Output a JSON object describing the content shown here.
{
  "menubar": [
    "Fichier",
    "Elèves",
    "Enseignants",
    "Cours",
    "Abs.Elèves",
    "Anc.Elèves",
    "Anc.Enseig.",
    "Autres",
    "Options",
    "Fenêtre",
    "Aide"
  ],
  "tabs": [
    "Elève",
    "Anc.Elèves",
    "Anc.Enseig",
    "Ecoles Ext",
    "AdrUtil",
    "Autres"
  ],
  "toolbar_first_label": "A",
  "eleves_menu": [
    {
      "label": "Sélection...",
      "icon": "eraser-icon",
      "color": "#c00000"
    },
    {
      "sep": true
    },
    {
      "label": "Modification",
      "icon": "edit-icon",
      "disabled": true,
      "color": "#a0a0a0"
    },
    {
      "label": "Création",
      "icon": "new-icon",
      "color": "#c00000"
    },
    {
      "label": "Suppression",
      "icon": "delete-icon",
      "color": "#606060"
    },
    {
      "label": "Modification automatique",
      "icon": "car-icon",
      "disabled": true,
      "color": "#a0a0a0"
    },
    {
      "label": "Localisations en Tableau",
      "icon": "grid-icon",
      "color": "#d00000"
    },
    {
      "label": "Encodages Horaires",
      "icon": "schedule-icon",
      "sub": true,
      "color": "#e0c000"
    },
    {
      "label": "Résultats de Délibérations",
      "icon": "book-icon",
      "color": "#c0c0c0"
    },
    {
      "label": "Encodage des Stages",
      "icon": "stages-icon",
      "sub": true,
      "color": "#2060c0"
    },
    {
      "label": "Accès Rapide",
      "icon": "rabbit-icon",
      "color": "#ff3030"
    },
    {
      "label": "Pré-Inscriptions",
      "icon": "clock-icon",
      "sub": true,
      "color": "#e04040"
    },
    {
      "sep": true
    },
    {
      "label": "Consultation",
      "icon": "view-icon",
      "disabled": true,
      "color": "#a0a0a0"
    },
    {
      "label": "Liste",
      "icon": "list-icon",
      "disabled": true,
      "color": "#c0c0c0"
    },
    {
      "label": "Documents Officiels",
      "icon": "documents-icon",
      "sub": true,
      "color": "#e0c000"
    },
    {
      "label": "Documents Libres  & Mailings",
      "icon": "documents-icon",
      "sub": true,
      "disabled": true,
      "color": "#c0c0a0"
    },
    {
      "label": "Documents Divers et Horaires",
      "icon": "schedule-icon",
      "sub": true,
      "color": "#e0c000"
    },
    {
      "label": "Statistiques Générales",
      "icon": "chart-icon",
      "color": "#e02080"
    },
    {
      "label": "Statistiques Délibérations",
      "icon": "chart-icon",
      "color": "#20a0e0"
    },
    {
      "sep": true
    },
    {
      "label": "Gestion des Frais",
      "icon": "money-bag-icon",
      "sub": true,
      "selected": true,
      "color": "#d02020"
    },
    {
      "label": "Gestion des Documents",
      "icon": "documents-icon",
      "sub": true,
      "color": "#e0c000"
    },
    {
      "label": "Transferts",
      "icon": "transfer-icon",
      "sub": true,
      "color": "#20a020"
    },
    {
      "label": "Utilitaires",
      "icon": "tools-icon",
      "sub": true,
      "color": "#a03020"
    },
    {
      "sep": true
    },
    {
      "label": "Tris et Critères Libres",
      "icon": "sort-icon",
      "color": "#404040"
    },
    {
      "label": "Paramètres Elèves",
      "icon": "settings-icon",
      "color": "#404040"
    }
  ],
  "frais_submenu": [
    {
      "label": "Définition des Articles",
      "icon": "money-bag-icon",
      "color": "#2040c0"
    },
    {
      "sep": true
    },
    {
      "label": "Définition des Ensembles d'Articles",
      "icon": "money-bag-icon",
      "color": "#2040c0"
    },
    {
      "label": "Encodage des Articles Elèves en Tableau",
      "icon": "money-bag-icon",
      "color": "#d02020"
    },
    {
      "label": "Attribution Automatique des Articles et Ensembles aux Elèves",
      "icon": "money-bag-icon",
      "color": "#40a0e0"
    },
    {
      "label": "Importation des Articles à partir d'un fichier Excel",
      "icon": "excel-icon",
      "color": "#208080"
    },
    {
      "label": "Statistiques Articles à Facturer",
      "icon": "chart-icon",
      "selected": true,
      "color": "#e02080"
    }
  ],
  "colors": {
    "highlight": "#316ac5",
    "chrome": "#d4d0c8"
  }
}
::::::::::
▸ **Task directions**: Search the data for "Libres". Copy every matching line.

▸ **Exercise solution**:
      "label": "Documents Libres  & Mailings",
      "label": "Tris et Critères Libres",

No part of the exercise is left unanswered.